─── DATA LISTING

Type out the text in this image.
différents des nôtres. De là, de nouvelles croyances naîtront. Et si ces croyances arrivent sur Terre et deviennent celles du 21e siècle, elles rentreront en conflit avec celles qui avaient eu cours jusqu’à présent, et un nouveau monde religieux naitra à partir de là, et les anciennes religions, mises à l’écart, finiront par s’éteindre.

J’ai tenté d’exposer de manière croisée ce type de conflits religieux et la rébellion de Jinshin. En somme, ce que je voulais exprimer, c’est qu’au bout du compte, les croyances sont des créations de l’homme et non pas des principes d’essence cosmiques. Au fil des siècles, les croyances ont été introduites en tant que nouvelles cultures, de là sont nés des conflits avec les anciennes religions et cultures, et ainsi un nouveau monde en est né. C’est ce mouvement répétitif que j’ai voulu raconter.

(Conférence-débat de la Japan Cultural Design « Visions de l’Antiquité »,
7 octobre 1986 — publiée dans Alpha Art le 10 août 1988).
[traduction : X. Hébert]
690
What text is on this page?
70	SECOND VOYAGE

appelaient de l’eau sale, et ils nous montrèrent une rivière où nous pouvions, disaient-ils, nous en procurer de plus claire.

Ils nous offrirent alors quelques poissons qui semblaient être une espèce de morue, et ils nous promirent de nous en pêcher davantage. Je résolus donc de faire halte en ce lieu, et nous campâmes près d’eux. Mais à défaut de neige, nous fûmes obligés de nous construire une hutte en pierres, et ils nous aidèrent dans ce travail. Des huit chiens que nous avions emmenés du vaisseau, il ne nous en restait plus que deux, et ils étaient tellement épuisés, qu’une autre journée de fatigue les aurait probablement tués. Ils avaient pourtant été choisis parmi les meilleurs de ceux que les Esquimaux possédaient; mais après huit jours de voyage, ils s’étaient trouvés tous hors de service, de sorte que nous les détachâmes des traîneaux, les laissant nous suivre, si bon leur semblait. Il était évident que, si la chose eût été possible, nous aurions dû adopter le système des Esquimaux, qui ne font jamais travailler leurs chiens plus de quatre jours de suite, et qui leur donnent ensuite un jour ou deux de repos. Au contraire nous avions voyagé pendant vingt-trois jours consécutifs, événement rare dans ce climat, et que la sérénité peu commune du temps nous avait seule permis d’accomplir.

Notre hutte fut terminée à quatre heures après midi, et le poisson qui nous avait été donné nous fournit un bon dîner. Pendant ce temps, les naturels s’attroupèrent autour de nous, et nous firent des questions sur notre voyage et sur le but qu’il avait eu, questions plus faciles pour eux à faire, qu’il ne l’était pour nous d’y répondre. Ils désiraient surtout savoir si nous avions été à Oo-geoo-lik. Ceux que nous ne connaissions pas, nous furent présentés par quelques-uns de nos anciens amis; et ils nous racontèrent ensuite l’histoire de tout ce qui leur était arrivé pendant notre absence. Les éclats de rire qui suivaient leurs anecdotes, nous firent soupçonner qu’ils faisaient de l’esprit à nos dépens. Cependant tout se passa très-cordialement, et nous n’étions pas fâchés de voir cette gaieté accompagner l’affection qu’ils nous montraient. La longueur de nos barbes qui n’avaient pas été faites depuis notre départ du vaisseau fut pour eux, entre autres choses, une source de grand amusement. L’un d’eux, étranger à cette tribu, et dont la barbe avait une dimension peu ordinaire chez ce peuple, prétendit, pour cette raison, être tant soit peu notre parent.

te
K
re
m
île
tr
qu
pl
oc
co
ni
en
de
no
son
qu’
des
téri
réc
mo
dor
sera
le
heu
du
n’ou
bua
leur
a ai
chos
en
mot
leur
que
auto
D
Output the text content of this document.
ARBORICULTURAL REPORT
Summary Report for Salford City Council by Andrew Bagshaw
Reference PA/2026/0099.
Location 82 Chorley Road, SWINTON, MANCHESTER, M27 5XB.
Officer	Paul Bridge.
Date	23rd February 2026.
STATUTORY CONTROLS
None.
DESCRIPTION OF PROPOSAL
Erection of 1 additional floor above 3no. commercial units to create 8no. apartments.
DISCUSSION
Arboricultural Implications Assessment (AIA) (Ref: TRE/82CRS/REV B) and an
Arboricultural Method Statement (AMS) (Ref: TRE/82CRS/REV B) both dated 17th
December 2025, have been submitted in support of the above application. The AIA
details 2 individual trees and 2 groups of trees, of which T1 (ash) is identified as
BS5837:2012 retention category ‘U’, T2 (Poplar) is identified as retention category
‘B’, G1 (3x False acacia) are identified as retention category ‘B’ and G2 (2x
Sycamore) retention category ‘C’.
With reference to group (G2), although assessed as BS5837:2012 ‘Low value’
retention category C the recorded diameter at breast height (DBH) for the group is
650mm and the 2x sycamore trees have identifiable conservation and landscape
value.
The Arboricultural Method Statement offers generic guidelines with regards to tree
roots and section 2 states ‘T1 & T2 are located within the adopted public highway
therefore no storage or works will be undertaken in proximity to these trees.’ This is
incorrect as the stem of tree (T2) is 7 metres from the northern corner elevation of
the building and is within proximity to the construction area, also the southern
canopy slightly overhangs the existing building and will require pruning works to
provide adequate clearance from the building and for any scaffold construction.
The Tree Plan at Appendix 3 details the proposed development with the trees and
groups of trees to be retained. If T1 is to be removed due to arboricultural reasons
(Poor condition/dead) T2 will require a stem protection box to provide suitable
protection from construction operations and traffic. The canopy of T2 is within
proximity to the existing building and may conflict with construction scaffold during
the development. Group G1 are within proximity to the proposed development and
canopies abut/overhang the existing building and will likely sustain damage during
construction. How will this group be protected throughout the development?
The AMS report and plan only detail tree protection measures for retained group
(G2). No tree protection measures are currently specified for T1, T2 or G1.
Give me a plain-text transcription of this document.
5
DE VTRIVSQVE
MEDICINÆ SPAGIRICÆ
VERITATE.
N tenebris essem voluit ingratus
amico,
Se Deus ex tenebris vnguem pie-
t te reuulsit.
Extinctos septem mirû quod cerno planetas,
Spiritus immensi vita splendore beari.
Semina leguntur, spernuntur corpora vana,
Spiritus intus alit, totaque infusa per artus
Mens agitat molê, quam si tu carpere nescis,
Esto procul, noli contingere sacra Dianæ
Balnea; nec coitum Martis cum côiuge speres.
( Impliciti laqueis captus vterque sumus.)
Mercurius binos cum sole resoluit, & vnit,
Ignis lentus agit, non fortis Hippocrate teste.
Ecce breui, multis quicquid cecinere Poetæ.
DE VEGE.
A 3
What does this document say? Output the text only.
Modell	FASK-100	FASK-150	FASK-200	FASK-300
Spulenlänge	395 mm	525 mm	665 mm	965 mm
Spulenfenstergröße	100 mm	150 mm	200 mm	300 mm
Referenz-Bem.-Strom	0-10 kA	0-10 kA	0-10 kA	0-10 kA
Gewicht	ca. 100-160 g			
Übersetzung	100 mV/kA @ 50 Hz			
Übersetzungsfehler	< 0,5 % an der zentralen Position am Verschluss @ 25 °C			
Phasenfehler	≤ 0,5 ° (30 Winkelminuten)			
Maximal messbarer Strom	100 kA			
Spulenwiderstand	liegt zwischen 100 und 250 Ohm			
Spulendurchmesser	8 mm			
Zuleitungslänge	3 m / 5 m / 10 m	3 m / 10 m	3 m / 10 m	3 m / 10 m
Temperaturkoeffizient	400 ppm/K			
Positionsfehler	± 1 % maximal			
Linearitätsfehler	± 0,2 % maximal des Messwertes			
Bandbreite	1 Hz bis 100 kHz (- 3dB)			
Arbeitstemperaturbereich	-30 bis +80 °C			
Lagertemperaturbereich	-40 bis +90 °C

──────

◆ YOUR TASK ◆
Output the full listing without altering anything.

◆ RESULT OF THE TASK ◆
Type out the text in this image.
différents des nôtres. De là, de nouvelles croyances naîtront. Et si ces croyances arrivent sur Terre et deviennent celles du 21e siècle, elles rentreront en conflit avec celles qui avaient eu cours jusqu’à présent, et un nouveau monde religieux naitra à partir de là, et les anciennes religions, mises à l’écart, finiront par s’éteindre.

J’ai tenté d’exposer de manière croisée ce type de conflits religieux et la rébellion de Jinshin. En somme, ce que je voulais exprimer, c’est qu’au bout du compte, les croyances sont des créations de l’homme et non pas des principes d’essence cosmiques. Au fil des siècles, les croyances ont été introduites en tant que nouvelles cultures, de là sont nés des conflits avec les anciennes religions et cultures, et ainsi un nouveau monde en est né. C’est ce mouvement répétitif que j’ai voulu raconter.

(Conférence-débat de la Japan Cultural Design « Visions de l’Antiquité »,
7 octobre 1986 — publiée dans Alpha Art le 10 août 1988).
[traduction : X. Hébert]
690
What text is on this page?
70	SECOND VOYAGE

appelaient de l’eau sale, et ils nous montrèrent une rivière où nous pouvions, disaient-ils, nous en procurer de plus claire.

Ils nous offrirent alors quelques poissons qui semblaient être une espèce de morue, et ils nous promirent de nous en pêcher davantage. Je résolus donc de faire halte en ce lieu, et nous campâmes près d’eux. Mais à défaut de neige, nous fûmes obligés de nous construire une hutte en pierres, et ils nous aidèrent dans ce travail. Des huit chiens que nous avions emmenés du vaisseau, il ne nous en restait plus que deux, et ils étaient tellement épuisés, qu’une autre journée de fatigue les aurait probablement tués. Ils avaient pourtant été choisis parmi les meilleurs de ceux que les Esquimaux possédaient; mais après huit jours de voyage, ils s’étaient trouvés tous hors de service, de sorte que nous les détachâmes des traîneaux, les laissant nous suivre, si bon leur semblait. Il était évident que, si la chose eût été possible, nous aurions dû adopter le système des Esquimaux, qui ne font jamais travailler leurs chiens plus de quatre jours de suite, et qui leur donnent ensuite un jour ou deux de repos. Au contraire nous avions voyagé pendant vingt-trois jours consécutifs, événement rare dans ce climat, et que la sérénité peu commune du temps nous avait seule permis d’accomplir.

Notre hutte fut terminée à quatre heures après midi, et le poisson qui nous avait été donné nous fournit un bon dîner. Pendant ce temps, les naturels s’attroupèrent autour de nous, et nous firent des questions sur notre voyage et sur le but qu’il avait eu, questions plus faciles pour eux à faire, qu’il ne l’était pour nous d’y répondre. Ils désiraient surtout savoir si nous avions été à Oo-geoo-lik. Ceux que nous ne connaissions pas, nous furent présentés par quelques-uns de nos anciens amis; et ils nous racontèrent ensuite l’histoire de tout ce qui leur était arrivé pendant notre absence. Les éclats de rire qui suivaient leurs anecdotes, nous firent soupçonner qu’ils faisaient de l’esprit à nos dépens. Cependant tout se passa très-cordialement, et nous n’étions pas fâchés de voir cette gaieté accompagner l’affection qu’ils nous montraient. La longueur de nos barbes qui n’avaient pas été faites depuis notre départ du vaisseau fut pour eux, entre autres choses, une source de grand amusement. L’un d’eux, étranger à cette tribu, et dont la barbe avait une dimension peu ordinaire chez ce peuple, prétendit, pour cette raison, être tant soit peu notre parent.

te
K
re
m
île
tr
qu
pl
oc
co
ni
en
de
no
son
qu’
des
téri
réc
mo
dor
sera
le
heu
du
n’ou
bua
leur
a ai
chos
en
mot
leur
que
auto
D
Output the text content of this document.
ARBORICULTURAL REPORT
Summary Report for Salford City Council by Andrew Bagshaw
Reference PA/2026/0099.
Location 82 Chorley Road, SWINTON, MANCHESTER, M27 5XB.
Officer	Paul Bridge.
Date	23rd February 2026.
STATUTORY CONTROLS
None.
DESCRIPTION OF PROPOSAL
Erection of 1 additional floor above 3no. commercial units to create 8no. apartments.
DISCUSSION
Arboricultural Implications Assessment (AIA) (Ref: TRE/82CRS/REV B) and an
Arboricultural Method Statement (AMS) (Ref: TRE/82CRS/REV B) both dated 17th
December 2025, have been submitted in support of the above application. The AIA
details 2 individual trees and 2 groups of trees, of which T1 (ash) is identified as
BS5837:2012 retention category ‘U’, T2 (Poplar) is identified as retention category
‘B’, G1 (3x False acacia) are identified as retention category ‘B’ and G2 (2x
Sycamore) retention category ‘C’.
With reference to group (G2), although assessed as BS5837:2012 ‘Low value’
retention category C the recorded diameter at breast height (DBH) for the group is
650mm and the 2x sycamore trees have identifiable conservation and landscape
value.
The Arboricultural Method Statement offers generic guidelines with regards to tree
roots and section 2 states ‘T1 & T2 are located within the adopted public highway
therefore no storage or works will be undertaken in proximity to these trees.’ This is
incorrect as the stem of tree (T2) is 7 metres from the northern corner elevation of
the building and is within proximity to the construction area, also the southern
canopy slightly overhangs the existing building and will require pruning works to
provide adequate clearance from the building and for any scaffold construction.
The Tree Plan at Appendix 3 details the proposed development with the trees and
groups of trees to be retained. If T1 is to be removed due to arboricultural reasons
(Poor condition/dead) T2 will require a stem protection box to provide suitable
protection from construction operations and traffic. The canopy of T2 is within
proximity to the existing building and may conflict with construction scaffold during
the development. Group G1 are within proximity to the proposed development and
canopies abut/overhang the existing building and will likely sustain damage during
construction. How will this group be protected throughout the development?
The AMS report and plan only detail tree protection measures for retained group
(G2). No tree protection measures are currently specified for T1, T2 or G1.
Give me a plain-text transcription of this document.
5
DE VTRIVSQVE
MEDICINÆ SPAGIRICÆ
VERITATE.
N tenebris essem voluit ingratus
amico,
Se Deus ex tenebris vnguem pie-
t te reuulsit.
Extinctos septem mirû quod cerno planetas,
Spiritus immensi vita splendore beari.
Semina leguntur, spernuntur corpora vana,
Spiritus intus alit, totaque infusa per artus
Mens agitat molê, quam si tu carpere nescis,
Esto procul, noli contingere sacra Dianæ
Balnea; nec coitum Martis cum côiuge speres.
( Impliciti laqueis captus vterque sumus.)
Mercurius binos cum sole resoluit, & vnit,
Ignis lentus agit, non fortis Hippocrate teste.
Ecce breui, multis quicquid cecinere Poetæ.
DE VEGE.
A 3
What does this document say? Output the text only.
Modell	FASK-100	FASK-150	FASK-200	FASK-300
Spulenlänge	395 mm	525 mm	665 mm	965 mm
Spulenfenstergröße	100 mm	150 mm	200 mm	300 mm
Referenz-Bem.-Strom	0-10 kA	0-10 kA	0-10 kA	0-10 kA
Gewicht	ca. 100-160 g			
Übersetzung	100 mV/kA @ 50 Hz			
Übersetzungsfehler	< 0,5 % an der zentralen Position am Verschluss @ 25 °C			
Phasenfehler	≤ 0,5 ° (30 Winkelminuten)			
Maximal messbarer Strom	100 kA			
Spulenwiderstand	liegt zwischen 100 und 250 Ohm			
Spulendurchmesser	8 mm			
Zuleitungslänge	3 m / 5 m / 10 m	3 m / 10 m	3 m / 10 m	3 m / 10 m
Temperaturkoeffizient	400 ppm/K			
Positionsfehler	± 1 % maximal			
Linearitätsfehler	± 0,2 % maximal des Messwertes			
Bandbreite	1 Hz bis 100 kHz (- 3dB)			
Arbeitstemperaturbereich	-30 bis +80 °C			
Lagertemperaturbereich	-40 bis +90 °C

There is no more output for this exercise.